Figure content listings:
_ _ _
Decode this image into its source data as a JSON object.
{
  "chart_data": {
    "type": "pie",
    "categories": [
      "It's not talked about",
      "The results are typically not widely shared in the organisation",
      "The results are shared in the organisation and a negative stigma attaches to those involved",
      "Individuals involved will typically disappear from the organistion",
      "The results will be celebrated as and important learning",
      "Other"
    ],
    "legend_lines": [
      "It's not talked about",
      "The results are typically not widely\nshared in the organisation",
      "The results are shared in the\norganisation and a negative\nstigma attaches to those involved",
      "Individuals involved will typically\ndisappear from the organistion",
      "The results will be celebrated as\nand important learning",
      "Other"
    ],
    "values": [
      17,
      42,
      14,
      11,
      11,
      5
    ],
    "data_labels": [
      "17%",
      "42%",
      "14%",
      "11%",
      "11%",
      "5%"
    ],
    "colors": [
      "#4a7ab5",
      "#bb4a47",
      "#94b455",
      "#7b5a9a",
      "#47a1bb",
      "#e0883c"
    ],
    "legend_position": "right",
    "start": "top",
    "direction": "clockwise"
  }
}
_ _ _
» **What you have to do**: All of the lines above need to be given again exactly.

» **The result**:
Decode this image into its source data as a JSON object.
{
  "chart_data": {
    "type": "pie",
    "categories": [
      "It's not talked about",
      "The results are typically not widely shared in the organisation",
      "The results are shared in the organisation and a negative stigma attaches to those involved",
      "Individuals involved will typically disappear from the organistion",
      "The results will be celebrated as and important learning",
      "Other"
    ],
    "legend_lines": [
      "It's not talked about",
      "The results are typically not widely\nshared in the organisation",
      "The results are shared in the\norganisation and a negative\nstigma attaches to those involved",
      "Individuals involved will typically\ndisappear from the organistion",
      "The results will be celebrated as\nand important learning",
      "Other"
    ],
    "values": [
      17,
      42,
      14,
      11,
      11,
      5
    ],
    "data_labels": [
      "17%",
      "42%",
      "14%",
      "11%",
      "11%",
      "5%"
    ],
    "colors": [
      "#4a7ab5",
      "#bb4a47",
      "#94b455",
      "#7b5a9a",
      "#47a1bb",
      "#e0883c"
    ],
    "legend_position": "right",
    "start": "top",
    "direction": "clockwise"
  }
}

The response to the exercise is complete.